_Exercise data_:
◆ ◆ ◆ ◆ ◆ ◆ ◆
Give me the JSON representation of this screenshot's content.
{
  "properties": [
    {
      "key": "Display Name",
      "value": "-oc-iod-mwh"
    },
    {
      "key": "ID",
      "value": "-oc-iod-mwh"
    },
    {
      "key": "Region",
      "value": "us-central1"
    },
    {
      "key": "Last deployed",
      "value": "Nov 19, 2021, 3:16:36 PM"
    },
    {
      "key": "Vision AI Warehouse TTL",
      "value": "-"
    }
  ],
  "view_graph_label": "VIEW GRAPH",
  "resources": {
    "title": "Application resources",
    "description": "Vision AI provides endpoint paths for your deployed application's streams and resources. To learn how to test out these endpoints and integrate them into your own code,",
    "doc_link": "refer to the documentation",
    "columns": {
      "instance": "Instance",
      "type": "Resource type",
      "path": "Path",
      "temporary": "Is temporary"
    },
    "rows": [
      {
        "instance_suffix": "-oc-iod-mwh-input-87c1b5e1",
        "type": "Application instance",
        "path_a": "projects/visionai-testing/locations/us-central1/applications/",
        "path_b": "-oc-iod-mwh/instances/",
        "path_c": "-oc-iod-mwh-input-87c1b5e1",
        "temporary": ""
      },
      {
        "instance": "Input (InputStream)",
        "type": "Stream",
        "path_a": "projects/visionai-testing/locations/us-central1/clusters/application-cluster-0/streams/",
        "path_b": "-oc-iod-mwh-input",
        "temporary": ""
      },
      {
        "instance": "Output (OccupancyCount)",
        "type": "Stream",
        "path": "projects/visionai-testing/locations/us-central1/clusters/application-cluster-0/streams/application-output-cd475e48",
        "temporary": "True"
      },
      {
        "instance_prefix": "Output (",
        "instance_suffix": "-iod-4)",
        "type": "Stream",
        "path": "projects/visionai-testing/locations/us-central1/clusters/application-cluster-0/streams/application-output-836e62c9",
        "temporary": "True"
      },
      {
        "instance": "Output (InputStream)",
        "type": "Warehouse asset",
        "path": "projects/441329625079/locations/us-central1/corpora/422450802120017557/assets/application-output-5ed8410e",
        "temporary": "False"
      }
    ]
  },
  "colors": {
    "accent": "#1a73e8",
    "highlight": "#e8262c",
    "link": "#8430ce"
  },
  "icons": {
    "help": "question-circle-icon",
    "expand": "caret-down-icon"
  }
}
◆ ◆ ◆ ◆ ◆ ◆ ◆
Write down the full listing again, exactly.

_Task result_:
Give me the JSON representation of this screenshot's content.
{
  "properties": [
    {
      "key": "Display Name",
      "value": "-oc-iod-mwh"
    },
    {
      "key": "ID",
      "value": "-oc-iod-mwh"
    },
    {
      "key": "Region",
      "value": "us-central1"
    },
    {
      "key": "Last deployed",
      "value": "Nov 19, 2021, 3:16:36 PM"
    },
    {
      "key": "Vision AI Warehouse TTL",
      "value": "-"
    }
  ],
  "view_graph_label": "VIEW GRAPH",
  "resources": {
    "title": "Application resources",
    "description": "Vision AI provides endpoint paths for your deployed application's streams and resources. To learn how to test out these endpoints and integrate them into your own code,",
    "doc_link": "refer to the documentation",
    "columns": {
      "instance": "Instance",
      "type": "Resource type",
      "path": "Path",
      "temporary": "Is temporary"
    },
    "rows": [
      {
        "instance_suffix": "-oc-iod-mwh-input-87c1b5e1",
        "type": "Application instance",
        "path_a": "projects/visionai-testing/locations/us-central1/applications/",
        "path_b": "-oc-iod-mwh/instances/",
        "path_c": "-oc-iod-mwh-input-87c1b5e1",
        "temporary": ""
      },
      {
        "instance": "Input (InputStream)",
        "type": "Stream",
        "path_a": "projects/visionai-testing/locations/us-central1/clusters/application-cluster-0/streams/",
        "path_b": "-oc-iod-mwh-input",
        "temporary": ""
      },
      {
        "instance": "Output (OccupancyCount)",
        "type": "Stream",
        "path": "projects/visionai-testing/locations/us-central1/clusters/application-cluster-0/streams/application-output-cd475e48",
        "temporary": "True"
      },
      {
        "instance_prefix": "Output (",
        "instance_suffix": "-iod-4)",
        "type": "Stream",
        "path": "projects/visionai-testing/locations/us-central1/clusters/application-cluster-0/streams/application-output-836e62c9",
        "temporary": "True"
      },
      {
        "instance": "Output (InputStream)",
        "type": "Warehouse asset",
        "path": "projects/441329625079/locations/us-central1/corpora/422450802120017557/assets/application-output-5ed8410e",
        "temporary": "False"
      }
    ]
  },
  "colors": {
    "accent": "#1a73e8",
    "highlight": "#e8262c",
    "link": "#8430ce"
  },
  "icons": {
    "help": "question-circle-icon",
    "expand": "caret-down-icon"
  }
}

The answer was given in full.